== RECORDS PROVIDED ==

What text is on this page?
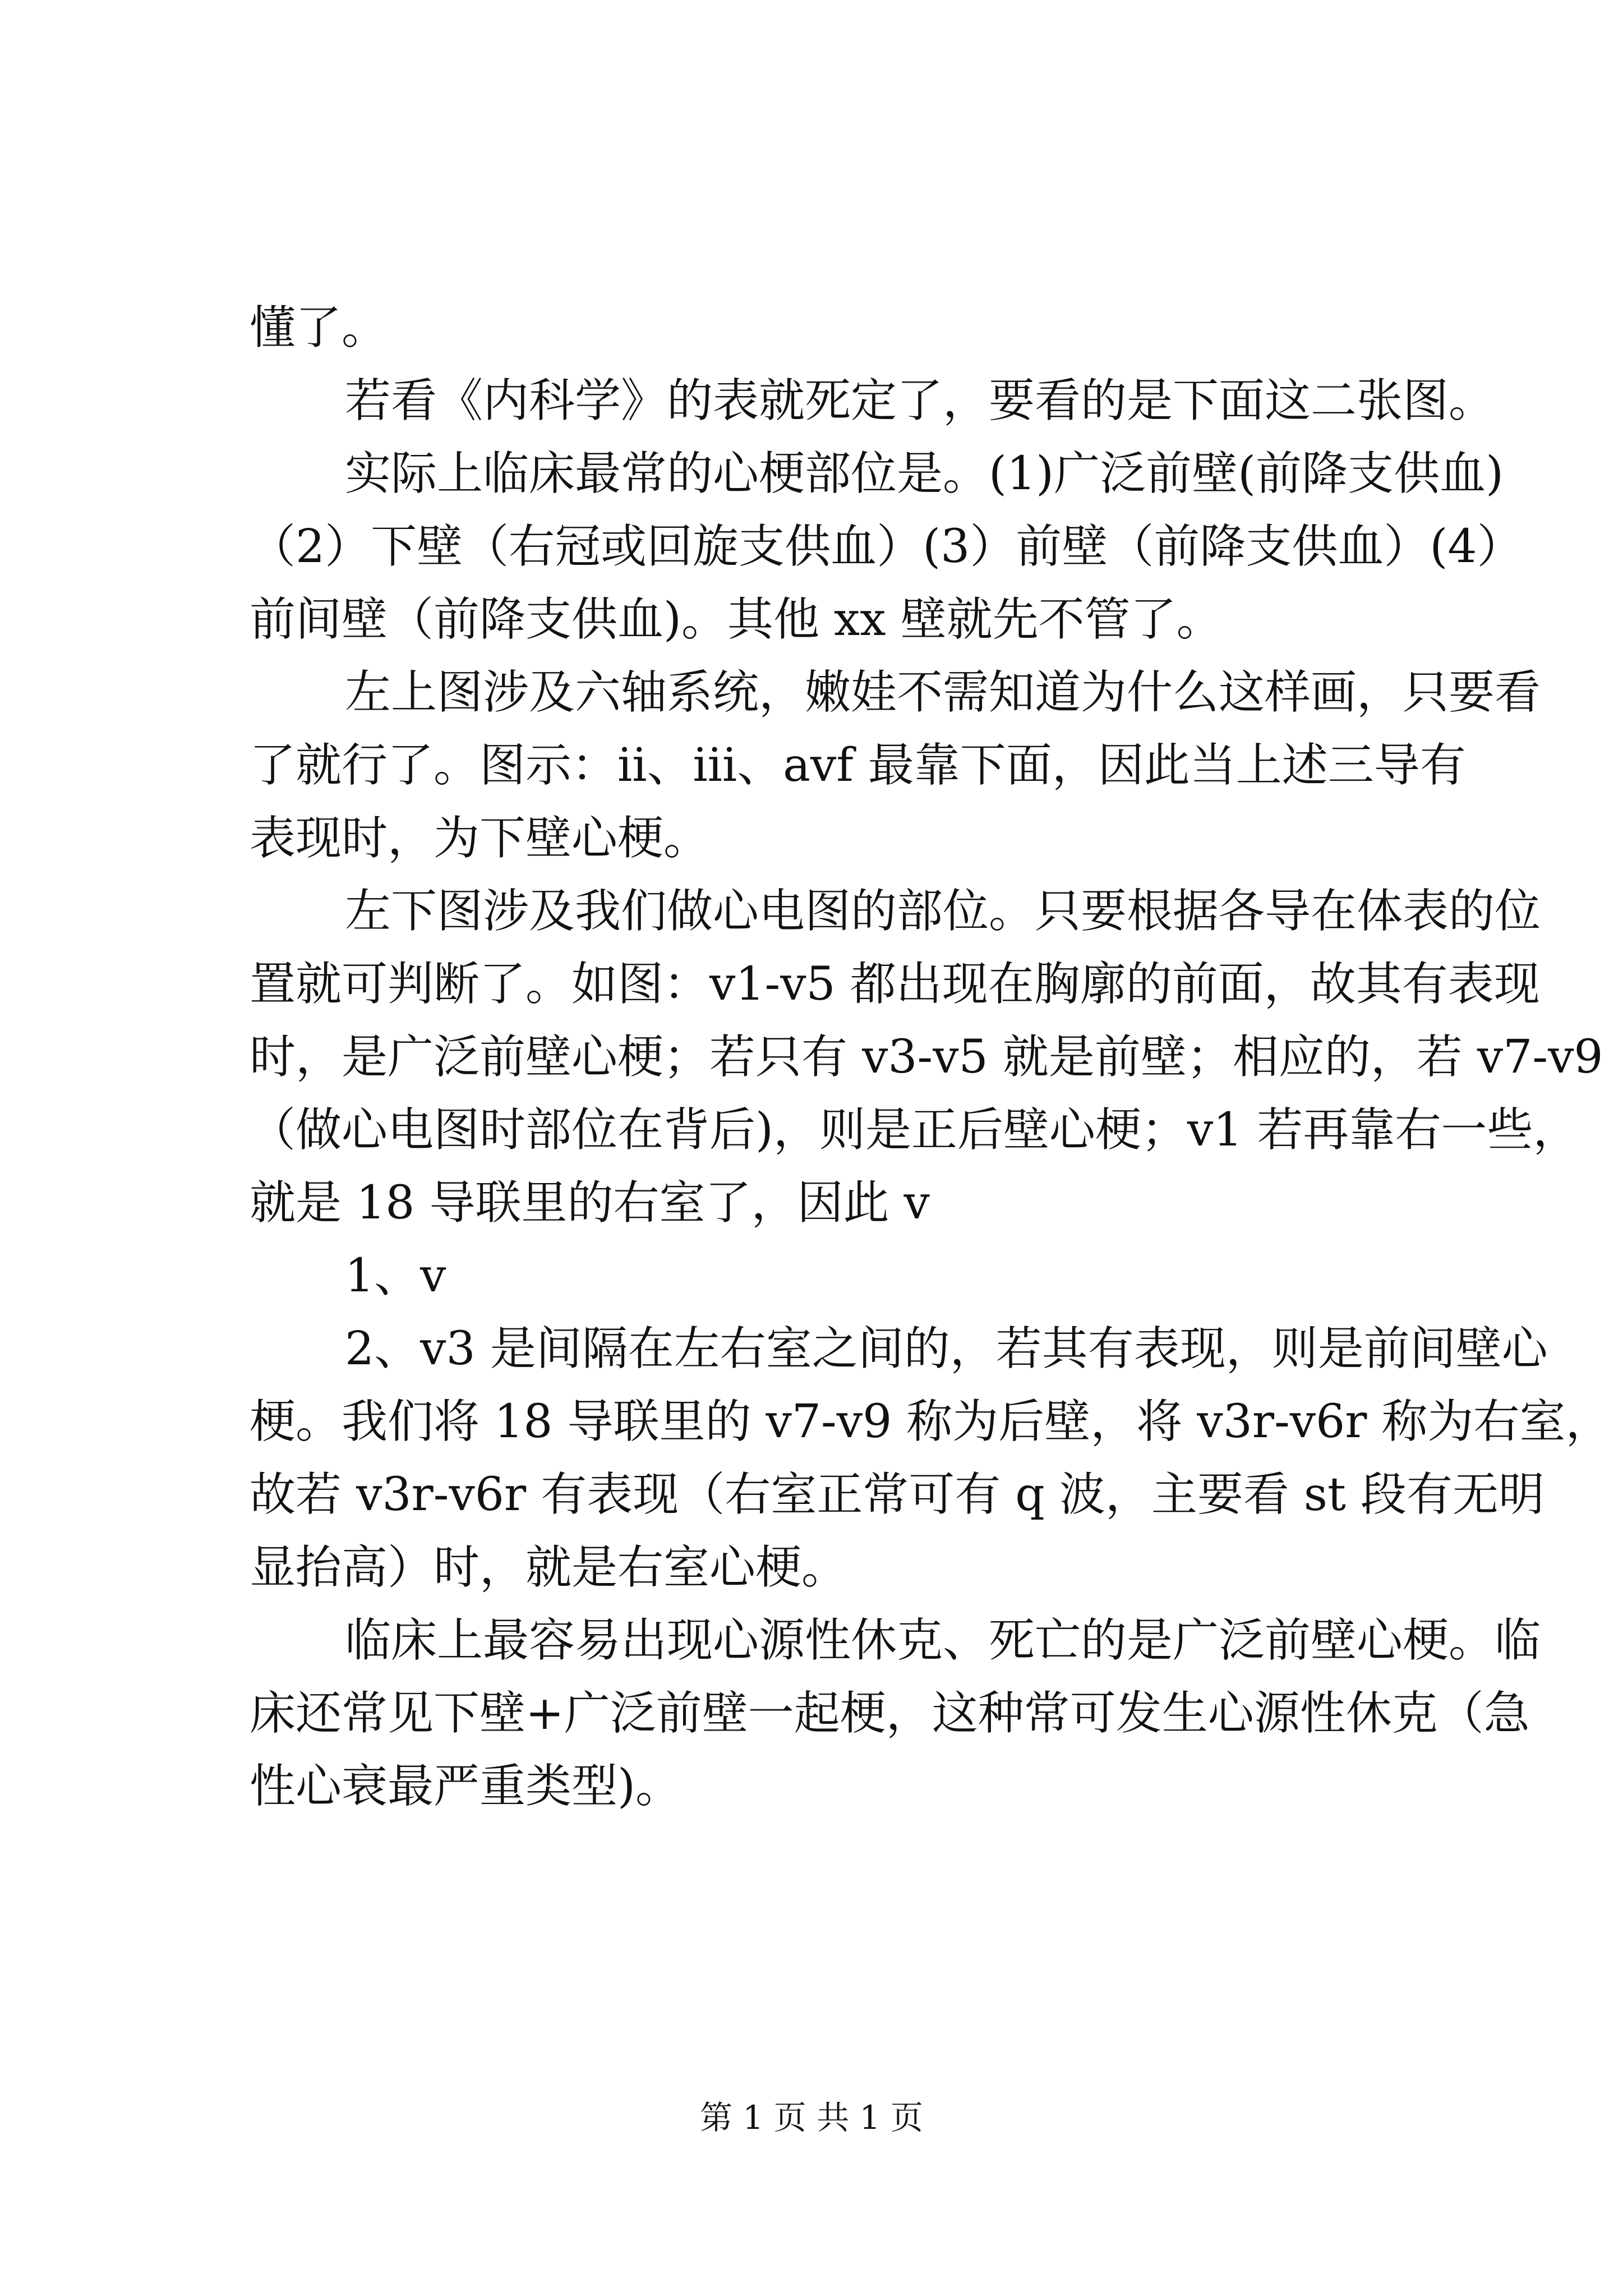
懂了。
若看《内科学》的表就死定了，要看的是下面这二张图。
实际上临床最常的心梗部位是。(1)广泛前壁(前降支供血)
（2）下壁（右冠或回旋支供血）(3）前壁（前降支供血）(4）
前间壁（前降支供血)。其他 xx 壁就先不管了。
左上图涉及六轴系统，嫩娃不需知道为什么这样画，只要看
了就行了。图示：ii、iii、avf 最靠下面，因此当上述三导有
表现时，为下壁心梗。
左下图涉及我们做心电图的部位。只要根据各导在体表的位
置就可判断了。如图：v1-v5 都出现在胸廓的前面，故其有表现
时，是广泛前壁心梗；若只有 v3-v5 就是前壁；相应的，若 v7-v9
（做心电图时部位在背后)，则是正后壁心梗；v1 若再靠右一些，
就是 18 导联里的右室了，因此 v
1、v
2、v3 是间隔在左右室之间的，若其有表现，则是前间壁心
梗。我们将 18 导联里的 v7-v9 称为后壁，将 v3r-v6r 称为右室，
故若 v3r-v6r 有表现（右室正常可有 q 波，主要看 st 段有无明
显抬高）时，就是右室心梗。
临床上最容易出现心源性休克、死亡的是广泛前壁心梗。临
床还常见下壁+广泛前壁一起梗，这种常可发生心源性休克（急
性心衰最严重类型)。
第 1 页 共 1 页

== EXERCISE ==
Every line above should be repeated exactly; pictures stay out of the copy.

== RESPONSE TO THE TASK ==
What text is on this page?
懂了。
若看《内科学》的表就死定了，要看的是下面这二张图。
实际上临床最常的心梗部位是。(1)广泛前壁(前降支供血)
（2）下壁（右冠或回旋支供血）(3）前壁（前降支供血）(4）
前间壁（前降支供血)。其他 xx 壁就先不管了。
左上图涉及六轴系统，嫩娃不需知道为什么这样画，只要看
了就行了。图示：ii、iii、avf 最靠下面，因此当上述三导有
表现时，为下壁心梗。
左下图涉及我们做心电图的部位。只要根据各导在体表的位
置就可判断了。如图：v1-v5 都出现在胸廓的前面，故其有表现
时，是广泛前壁心梗；若只有 v3-v5 就是前壁；相应的，若 v7-v9
（做心电图时部位在背后)，则是正后壁心梗；v1 若再靠右一些，
就是 18 导联里的右室了，因此 v
1、v
2、v3 是间隔在左右室之间的，若其有表现，则是前间壁心
梗。我们将 18 导联里的 v7-v9 称为后壁，将 v3r-v6r 称为右室，
故若 v3r-v6r 有表现（右室正常可有 q 波，主要看 st 段有无明
显抬高）时，就是右室心梗。
临床上最容易出现心源性休克、死亡的是广泛前壁心梗。临
床还常见下壁+广泛前壁一起梗，这种常可发生心源性休克（急
性心衰最严重类型)。
第 1 页 共 1 页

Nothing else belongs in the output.